Task input –

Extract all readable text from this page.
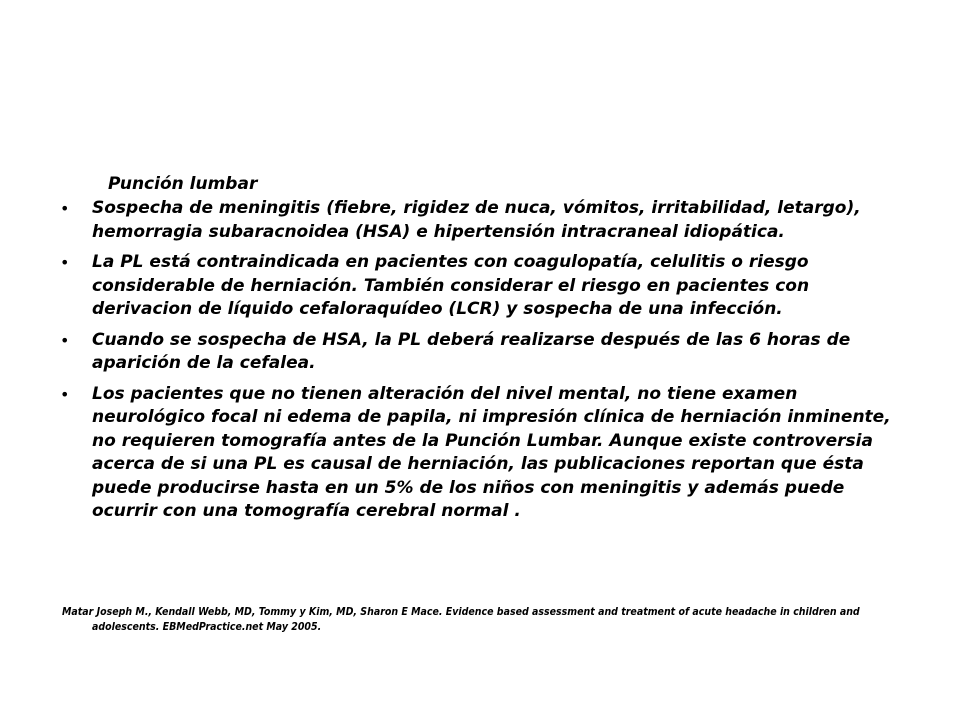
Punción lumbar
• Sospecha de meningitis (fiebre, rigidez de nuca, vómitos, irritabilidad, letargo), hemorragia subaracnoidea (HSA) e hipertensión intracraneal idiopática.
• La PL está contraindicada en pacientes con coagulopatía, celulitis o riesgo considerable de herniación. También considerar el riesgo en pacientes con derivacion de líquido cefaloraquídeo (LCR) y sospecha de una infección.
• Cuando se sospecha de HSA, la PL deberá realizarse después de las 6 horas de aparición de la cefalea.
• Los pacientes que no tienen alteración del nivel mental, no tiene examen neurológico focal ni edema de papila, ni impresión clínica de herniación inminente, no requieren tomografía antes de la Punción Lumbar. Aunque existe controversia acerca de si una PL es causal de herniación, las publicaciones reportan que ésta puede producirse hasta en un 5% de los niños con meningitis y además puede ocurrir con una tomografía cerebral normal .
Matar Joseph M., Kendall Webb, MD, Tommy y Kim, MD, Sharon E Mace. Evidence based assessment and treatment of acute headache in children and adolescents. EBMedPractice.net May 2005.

--

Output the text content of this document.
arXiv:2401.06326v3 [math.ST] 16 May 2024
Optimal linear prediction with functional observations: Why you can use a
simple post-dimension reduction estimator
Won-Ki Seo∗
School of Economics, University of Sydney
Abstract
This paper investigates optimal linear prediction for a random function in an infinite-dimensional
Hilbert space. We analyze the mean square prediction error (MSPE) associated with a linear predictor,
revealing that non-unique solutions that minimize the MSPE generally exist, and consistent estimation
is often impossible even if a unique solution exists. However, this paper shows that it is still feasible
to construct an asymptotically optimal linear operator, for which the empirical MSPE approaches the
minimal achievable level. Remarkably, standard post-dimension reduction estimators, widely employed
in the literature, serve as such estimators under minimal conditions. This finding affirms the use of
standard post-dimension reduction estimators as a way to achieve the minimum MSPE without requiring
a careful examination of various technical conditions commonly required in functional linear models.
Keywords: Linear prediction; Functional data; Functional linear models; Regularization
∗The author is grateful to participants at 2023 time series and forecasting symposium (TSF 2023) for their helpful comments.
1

What the exercise asks – What is the number of lines in the listing above that contain the string "reduction"? Give only the number.

Response for this exercise – 3